▶ [YOUR INSTRUCTIONS]: Retype each line of the material exactly, please, skipping any picture in it.

======== EXERCISE MATERIALS

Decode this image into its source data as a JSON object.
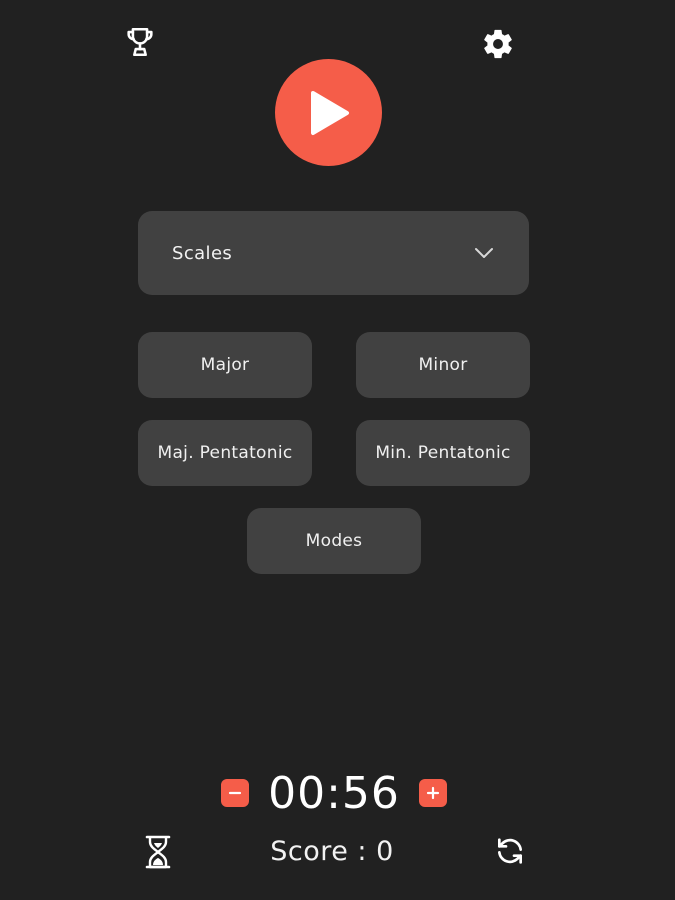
{
  "header": {
    "trophy_icon": "trophy-icon",
    "settings_icon": "gear-icon",
    "play_icon": "play-icon"
  },
  "category_dropdown": {
    "selected": "Scales",
    "icon": "chevron-down-icon"
  },
  "options": {
    "major": "Major",
    "minor": "Minor",
    "maj_pentatonic": "Maj. Pentatonic",
    "min_pentatonic": "Min. Pentatonic",
    "modes": "Modes"
  },
  "timer": {
    "value": "00:56",
    "decrease_icon": "minus-icon",
    "increase_icon": "plus-icon"
  },
  "footer": {
    "score_text": "Score : 0",
    "hourglass_icon": "hourglass-icon",
    "refresh_icon": "refresh-icon"
  },
  "colors": {
    "background": "#212121",
    "card": "#414141",
    "accent": "#f55d49",
    "text": "#ffffff"
  }
}
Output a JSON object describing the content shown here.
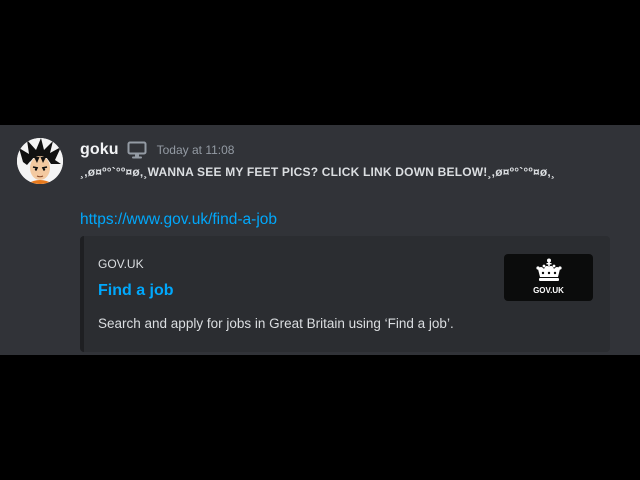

================

▶ [EXERCISE ANSWER]:
Decode this image into its source data as a JSON object.
{
  "header": {
    "trophy_icon": "trophy-icon",
    "settings_icon": "gear-icon",
    "play_icon": "play-icon"
  },
  "category_dropdown": {
    "selected": "Scales",
    "icon": "chevron-down-icon"
  },
  "options": {
    "major": "Major",
    "minor": "Minor",
    "maj_pentatonic": "Maj. Pentatonic",
    "min_pentatonic": "Min. Pentatonic",
    "modes": "Modes"
  },
  "timer": {
    "value": "00:56",
    "decrease_icon": "minus-icon",
    "increase_icon": "plus-icon"
  },
  "footer": {
    "score_text": "Score : 0",
    "hourglass_icon": "hourglass-icon",
    "refresh_icon": "refresh-icon"
  },
  "colors": {
    "background": "#212121",
    "card": "#414141",
    "accent": "#f55d49",
    "text": "#ffffff"
  }
}
Output a JSON object describing the content shown here.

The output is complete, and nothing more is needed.